Short exercise
Copy out all lines with the word "кредитных" in them.

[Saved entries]
* * *

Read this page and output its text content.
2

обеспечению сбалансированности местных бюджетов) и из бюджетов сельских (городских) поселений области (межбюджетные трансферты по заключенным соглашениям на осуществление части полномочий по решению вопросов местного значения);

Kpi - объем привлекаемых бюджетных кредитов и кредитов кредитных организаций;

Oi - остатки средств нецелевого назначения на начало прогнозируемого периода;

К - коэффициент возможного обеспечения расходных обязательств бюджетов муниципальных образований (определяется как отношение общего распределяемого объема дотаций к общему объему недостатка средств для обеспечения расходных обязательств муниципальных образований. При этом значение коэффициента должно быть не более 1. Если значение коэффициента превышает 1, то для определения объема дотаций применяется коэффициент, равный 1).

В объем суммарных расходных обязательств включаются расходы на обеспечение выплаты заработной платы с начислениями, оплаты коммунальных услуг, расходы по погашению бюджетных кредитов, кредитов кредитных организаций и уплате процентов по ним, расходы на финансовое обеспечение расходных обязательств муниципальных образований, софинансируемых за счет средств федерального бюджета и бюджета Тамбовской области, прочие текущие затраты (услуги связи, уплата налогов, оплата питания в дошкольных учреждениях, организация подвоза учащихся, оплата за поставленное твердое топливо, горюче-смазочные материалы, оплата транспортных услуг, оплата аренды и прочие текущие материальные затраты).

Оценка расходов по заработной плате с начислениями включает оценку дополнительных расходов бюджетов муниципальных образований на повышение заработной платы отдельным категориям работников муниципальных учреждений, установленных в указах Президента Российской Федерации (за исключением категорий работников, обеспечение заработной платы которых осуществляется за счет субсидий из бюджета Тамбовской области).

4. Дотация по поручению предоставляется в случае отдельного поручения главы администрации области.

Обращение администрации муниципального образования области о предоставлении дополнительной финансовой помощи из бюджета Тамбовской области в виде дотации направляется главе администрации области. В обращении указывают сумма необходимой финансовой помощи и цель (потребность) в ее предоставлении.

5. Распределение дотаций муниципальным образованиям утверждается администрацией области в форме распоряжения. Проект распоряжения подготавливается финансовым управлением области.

* * *

Solution for this problem
Kpi - объем привлекаемых бюджетных кредитов и кредитов кредитных организаций;
В объем суммарных расходных обязательств включаются расходы на обеспечение выплаты заработной платы с начислениями, оплаты коммунальных услуг, расходы по погашению бюджетных кредитов, кредитов кредитных организаций и уплате процентов по ним, расходы на финансовое обеспечение расходных обязательств муниципальных образований, софинансируемых за счет средств федерального бюджета и бюджета Тамбовской области, прочие текущие затраты (услуги связи, уплата налогов, оплата питания в дошкольных учреждениях, организация подвоза учащихся, оплата за поставленное твердое топливо, горюче-смазочные материалы, оплата транспортных услуг, оплата аренды и прочие текущие материальные затраты).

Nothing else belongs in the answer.